[Begin]
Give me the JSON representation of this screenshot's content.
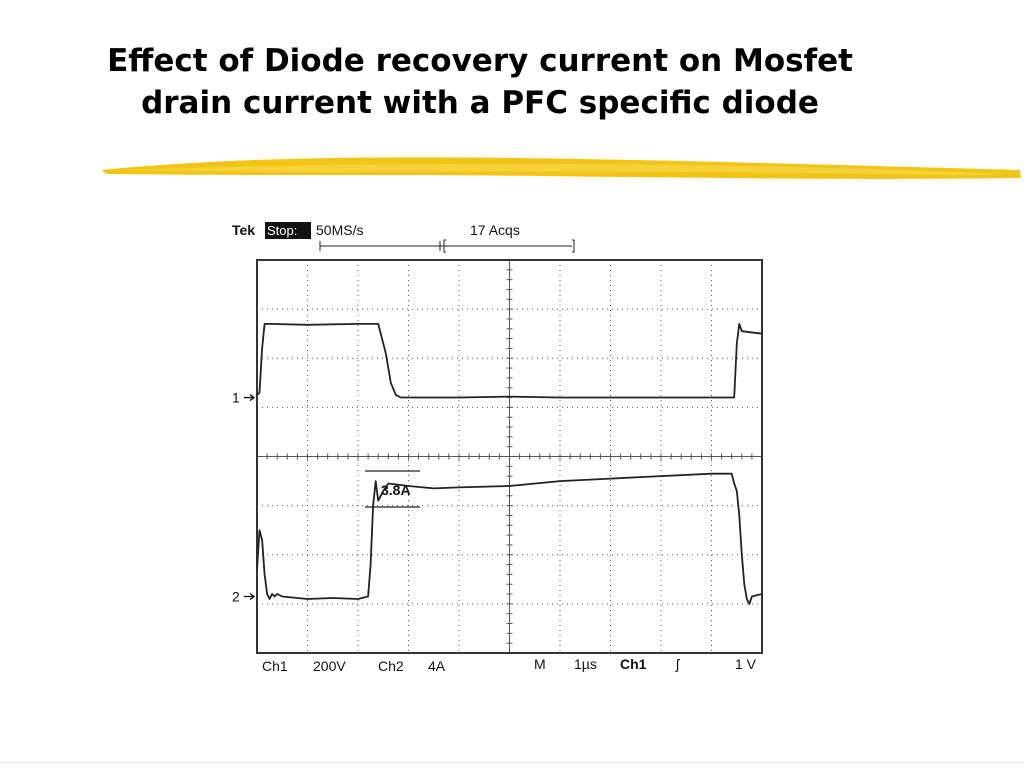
{
  "slide": {
    "title_line1": "Effect of Diode recovery current on Mosfet",
    "title_line2": "drain current with a PFC specific diode"
  },
  "colors": {
    "accent_stroke": "#f2c415",
    "accent_stroke_light": "#f7d84a",
    "trace": "#222222",
    "grid": "#555555"
  },
  "chart_data": {
    "type": "line",
    "title": "",
    "header": {
      "brand": "Tek",
      "state": "Stop:",
      "rate": "50MS/s",
      "acqs": "17 Acqs"
    },
    "footer": {
      "ch1": "Ch1",
      "ch1_scale": "200V",
      "ch2": "Ch2",
      "ch2_scale": "4A",
      "m": "M",
      "timebase": "1µs",
      "trig_src": "Ch1",
      "trig_slope": "ʃ",
      "trig_level": "1 V"
    },
    "grid": true,
    "x_divisions": 10,
    "y_divisions": 8,
    "xlim": [
      0,
      10
    ],
    "ylim": [
      -4,
      4
    ],
    "channel_markers": [
      {
        "label": "1",
        "ground_div": 1.2
      },
      {
        "label": "2",
        "ground_div": -2.85
      }
    ],
    "annotations": [
      {
        "text": "3.8A",
        "x": 3.3,
        "y": -0.35
      }
    ],
    "series": [
      {
        "x": [
          0,
          0.05,
          0.1,
          0.15,
          0.25,
          1.0,
          2.0,
          2.4,
          2.55,
          2.65,
          2.75,
          2.85,
          3.0,
          4.0,
          5.0,
          6.0,
          7.0,
          8.0,
          9.0,
          9.45,
          9.5,
          9.55,
          9.6,
          10.0
        ],
        "y": [
          1.25,
          1.3,
          2.2,
          2.7,
          2.7,
          2.68,
          2.7,
          2.7,
          2.1,
          1.5,
          1.25,
          1.2,
          1.2,
          1.2,
          1.22,
          1.2,
          1.2,
          1.2,
          1.2,
          1.2,
          2.3,
          2.7,
          2.55,
          2.5
        ]
      },
      {
        "x": [
          0,
          0.05,
          0.1,
          0.15,
          0.2,
          0.25,
          0.3,
          0.35,
          0.4,
          0.5,
          1.0,
          1.5,
          2.0,
          2.2,
          2.25,
          2.3,
          2.35,
          2.4,
          2.5,
          2.6,
          3.0,
          3.5,
          4.0,
          5.0,
          6.0,
          7.0,
          8.0,
          9.0,
          9.4,
          9.45,
          9.5,
          9.55,
          9.6,
          9.65,
          9.7,
          9.75,
          9.8,
          10.0
        ],
        "y": [
          -2.3,
          -1.5,
          -1.7,
          -2.4,
          -2.8,
          -2.9,
          -2.8,
          -2.85,
          -2.8,
          -2.85,
          -2.9,
          -2.88,
          -2.9,
          -2.85,
          -2.2,
          -1.0,
          -0.5,
          -0.9,
          -0.7,
          -0.55,
          -0.6,
          -0.65,
          -0.63,
          -0.6,
          -0.5,
          -0.45,
          -0.4,
          -0.35,
          -0.35,
          -0.55,
          -0.7,
          -1.2,
          -2.0,
          -2.6,
          -2.9,
          -3.0,
          -2.85,
          -2.8
        ]
      }
    ]
  }
}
[End]
■ **Exercise task**
Leave the pictures out, and print every line of the listing exactly as written.

■ **In response**
Give me the JSON representation of this screenshot's content.
{
  "slide": {
    "title_line1": "Effect of Diode recovery current on Mosfet",
    "title_line2": "drain current with a PFC specific diode"
  },
  "colors": {
    "accent_stroke": "#f2c415",
    "accent_stroke_light": "#f7d84a",
    "trace": "#222222",
    "grid": "#555555"
  },
  "chart_data": {
    "type": "line",
    "title": "",
    "header": {
      "brand": "Tek",
      "state": "Stop:",
      "rate": "50MS/s",
      "acqs": "17 Acqs"
    },
    "footer": {
      "ch1": "Ch1",
      "ch1_scale": "200V",
      "ch2": "Ch2",
      "ch2_scale": "4A",
      "m": "M",
      "timebase": "1µs",
      "trig_src": "Ch1",
      "trig_slope": "ʃ",
      "trig_level": "1 V"
    },
    "grid": true,
    "x_divisions": 10,
    "y_divisions": 8,
    "xlim": [
      0,
      10
    ],
    "ylim": [
      -4,
      4
    ],
    "channel_markers": [
      {
        "label": "1",
        "ground_div": 1.2
      },
      {
        "label": "2",
        "ground_div": -2.85
      }
    ],
    "annotations": [
      {
        "text": "3.8A",
        "x": 3.3,
        "y": -0.35
      }
    ],
    "series": [
      {
        "x": [
          0,
          0.05,
          0.1,
          0.15,
          0.25,
          1.0,
          2.0,
          2.4,
          2.55,
          2.65,
          2.75,
          2.85,
          3.0,
          4.0,
          5.0,
          6.0,
          7.0,
          8.0,
          9.0,
          9.45,
          9.5,
          9.55,
          9.6,
          10.0
        ],
        "y": [
          1.25,
          1.3,
          2.2,
          2.7,
          2.7,
          2.68,
          2.7,
          2.7,
          2.1,
          1.5,
          1.25,
          1.2,
          1.2,
          1.2,
          1.22,
          1.2,
          1.2,
          1.2,
          1.2,
          1.2,
          2.3,
          2.7,
          2.55,
          2.5
        ]
      },
      {
        "x": [
          0,
          0.05,
          0.1,
          0.15,
          0.2,
          0.25,
          0.3,
          0.35,
          0.4,
          0.5,
          1.0,
          1.5,
          2.0,
          2.2,
          2.25,
          2.3,
          2.35,
          2.4,
          2.5,
          2.6,
          3.0,
          3.5,
          4.0,
          5.0,
          6.0,
          7.0,
          8.0,
          9.0,
          9.4,
          9.45,
          9.5,
          9.55,
          9.6,
          9.65,
          9.7,
          9.75,
          9.8,
          10.0
        ],
        "y": [
          -2.3,
          -1.5,
          -1.7,
          -2.4,
          -2.8,
          -2.9,
          -2.8,
          -2.85,
          -2.8,
          -2.85,
          -2.9,
          -2.88,
          -2.9,
          -2.85,
          -2.2,
          -1.0,
          -0.5,
          -0.9,
          -0.7,
          -0.55,
          -0.6,
          -0.65,
          -0.63,
          -0.6,
          -0.5,
          -0.45,
          -0.4,
          -0.35,
          -0.35,
          -0.55,
          -0.7,
          -1.2,
          -2.0,
          -2.6,
          -2.9,
          -3.0,
          -2.85,
          -2.8
        ]
      }
    ]
  }
}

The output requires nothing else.